What needs to be done: Count every line in the data below where "Кадастровый" occurs, then state that number and nothing more.

(begin)

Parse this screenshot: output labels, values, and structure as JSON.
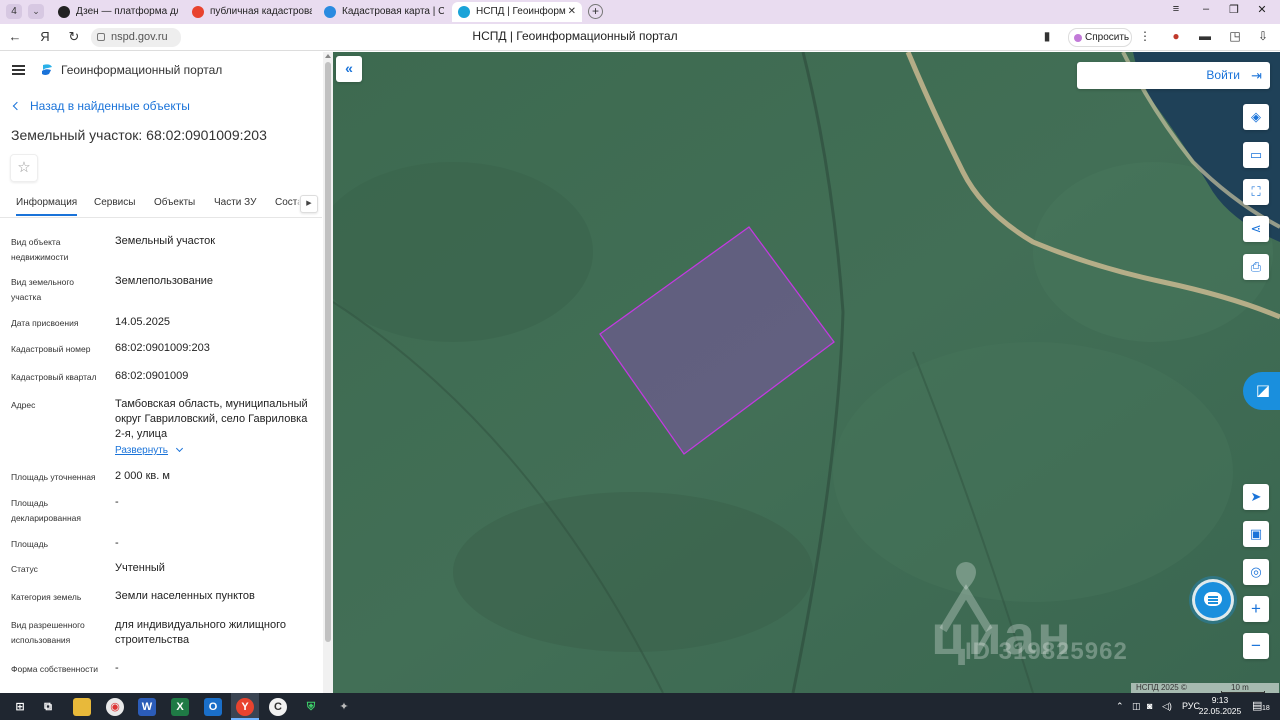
{
  "browser": {
    "tab_count": "4",
    "tabs": [
      {
        "title": "Дзен — платформа для п",
        "color": "#222222"
      },
      {
        "title": "публичная кадастровая к",
        "color": "#e8432e"
      },
      {
        "title": "Кадастровая карта | Серв",
        "color": "#2a8be0"
      },
      {
        "title": "НСПД | Геоинформацио",
        "color": "#1aa3d8"
      }
    ],
    "address": "nspd.gov.ru",
    "page_title": "НСПД | Геоинформационный портал",
    "ask_button": "Спросить"
  },
  "panel": {
    "portal_name": "Геоинформационный портал",
    "back_link": "Назад в найденные объекты",
    "object_title": "Земельный участок: 68:02:0901009:203",
    "tabs": [
      "Информация",
      "Сервисы",
      "Объекты",
      "Части ЗУ",
      "Соста"
    ],
    "expand_link": "Развернуть",
    "fields": [
      {
        "label": "Вид объекта недвижимости",
        "value": "Земельный участок"
      },
      {
        "label": "Вид земельного участка",
        "value": "Землепользование"
      },
      {
        "label": "Дата присвоения",
        "value": "14.05.2025"
      },
      {
        "label": "Кадастровый номер",
        "value": "68:02:0901009:203"
      },
      {
        "label": "Кадастровый квартал",
        "value": "68:02:0901009"
      },
      {
        "label": "Адрес",
        "value": "Тамбовская область, муниципальный округ Гавриловский, село Гавриловка 2-я, улица"
      },
      {
        "label": "Площадь уточненная",
        "value": "2 000 кв. м"
      },
      {
        "label": "Площадь декларированная",
        "value": "-"
      },
      {
        "label": "Площадь",
        "value": "-"
      },
      {
        "label": "Статус",
        "value": "Учтенный"
      },
      {
        "label": "Категория земель",
        "value": "Земли населенных пунктов"
      },
      {
        "label": "Вид разрешенного использования",
        "value": "для индивидуального жилищного строительства"
      },
      {
        "label": "Форма собственности",
        "value": "-"
      }
    ]
  },
  "map": {
    "login_label": "Войти",
    "watermark_brand": "циан",
    "watermark_id": "ID 319825962",
    "attribution": "НСПД 2025 ©",
    "scale_label": "10 m",
    "parcel_color": "#b23ad6",
    "tool_icons": [
      "layers-icon",
      "ruler-icon",
      "area-select-icon",
      "share-icon",
      "print-icon"
    ],
    "nav_icons": [
      "locate-icon",
      "minimap-icon",
      "geolocation-icon"
    ],
    "zoom_in": "+",
    "zoom_out": "−"
  },
  "taskbar": {
    "language": "РУС",
    "time": "9:13",
    "date": "22.05.2025",
    "notifications": "18"
  }
}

(end)

Output for this task: 2